>> BEGIN Data shown

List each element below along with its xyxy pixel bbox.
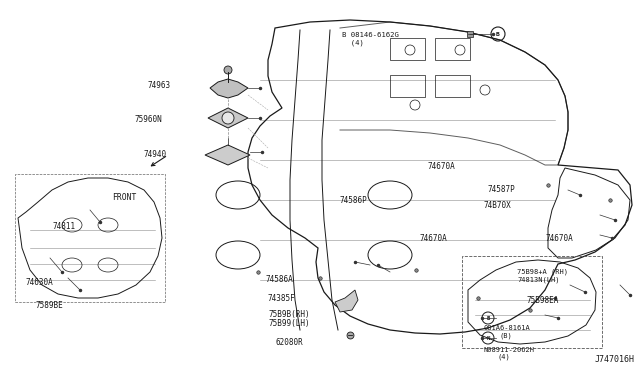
Text: 74670A: 74670A: [428, 162, 455, 171]
Text: 74587P: 74587P: [488, 185, 515, 194]
Text: 081A6-8161A: 081A6-8161A: [483, 325, 530, 331]
Text: (4): (4): [498, 354, 511, 360]
Text: B 08146-6162G
  (4): B 08146-6162G (4): [342, 32, 399, 46]
Text: 74670A: 74670A: [419, 234, 447, 243]
Text: 74670A: 74670A: [546, 234, 573, 243]
Bar: [390, 38, 425, 60]
Text: 74811: 74811: [52, 222, 76, 231]
Text: 75B99(LH): 75B99(LH): [269, 319, 310, 328]
Polygon shape: [208, 108, 248, 128]
Polygon shape: [210, 79, 248, 98]
Text: N08911-2062H: N08911-2062H: [483, 347, 534, 353]
Polygon shape: [335, 290, 358, 312]
Text: 74630A: 74630A: [26, 278, 53, 287]
Text: 75960N: 75960N: [134, 115, 162, 124]
Circle shape: [222, 112, 234, 124]
Text: N: N: [486, 336, 490, 340]
Text: 74940: 74940: [144, 150, 167, 159]
Text: 62080R: 62080R: [275, 339, 303, 347]
Bar: [435, 38, 470, 60]
Text: 74586P: 74586P: [339, 196, 367, 205]
Text: B: B: [496, 32, 500, 36]
Text: 7589BE: 7589BE: [35, 301, 63, 310]
Text: 75B9B(RH): 75B9B(RH): [269, 310, 310, 319]
Text: 74385F: 74385F: [268, 294, 295, 303]
Text: 75B98EA: 75B98EA: [526, 296, 559, 305]
Text: (B): (B): [500, 332, 513, 339]
Polygon shape: [205, 145, 250, 165]
Text: 74B70X: 74B70X: [484, 201, 511, 210]
Text: 75B98+A (RH): 75B98+A (RH): [517, 268, 568, 275]
Text: 74813N(LH): 74813N(LH): [517, 276, 559, 283]
Text: 74963: 74963: [147, 81, 170, 90]
Text: FRONT: FRONT: [112, 193, 136, 202]
Text: B: B: [486, 315, 490, 321]
Circle shape: [224, 66, 232, 74]
Bar: [435, 75, 470, 97]
Bar: [462, 256, 602, 348]
Bar: [15, 174, 165, 302]
Text: J747016H: J747016H: [595, 355, 635, 364]
Bar: [390, 75, 425, 97]
Text: 74586A: 74586A: [266, 275, 293, 284]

>> END Data shown

- [Work to be completed]: Could you retype the lines from the one containing "Text: 74670A: 74670A: [428, 162, 455, 171]" up to and including the one containing "Text: 74811: 74811: [52, 222, 76, 231]"?

- [Answer to this exercise]:
Text: 74670A: 74670A: [428, 162, 455, 171]
Text: 74587P: 74587P: [488, 185, 515, 194]
Text: 081A6-8161A: 081A6-8161A: [483, 325, 530, 331]
Text: (4): (4): [498, 354, 511, 360]
Text: B 08146-6162G
  (4): B 08146-6162G (4): [342, 32, 399, 46]
Text: 74670A: 74670A: [419, 234, 447, 243]
Text: 74670A: 74670A: [546, 234, 573, 243]
Bar: [390, 38, 425, 60]
Text: 74811: 74811: [52, 222, 76, 231]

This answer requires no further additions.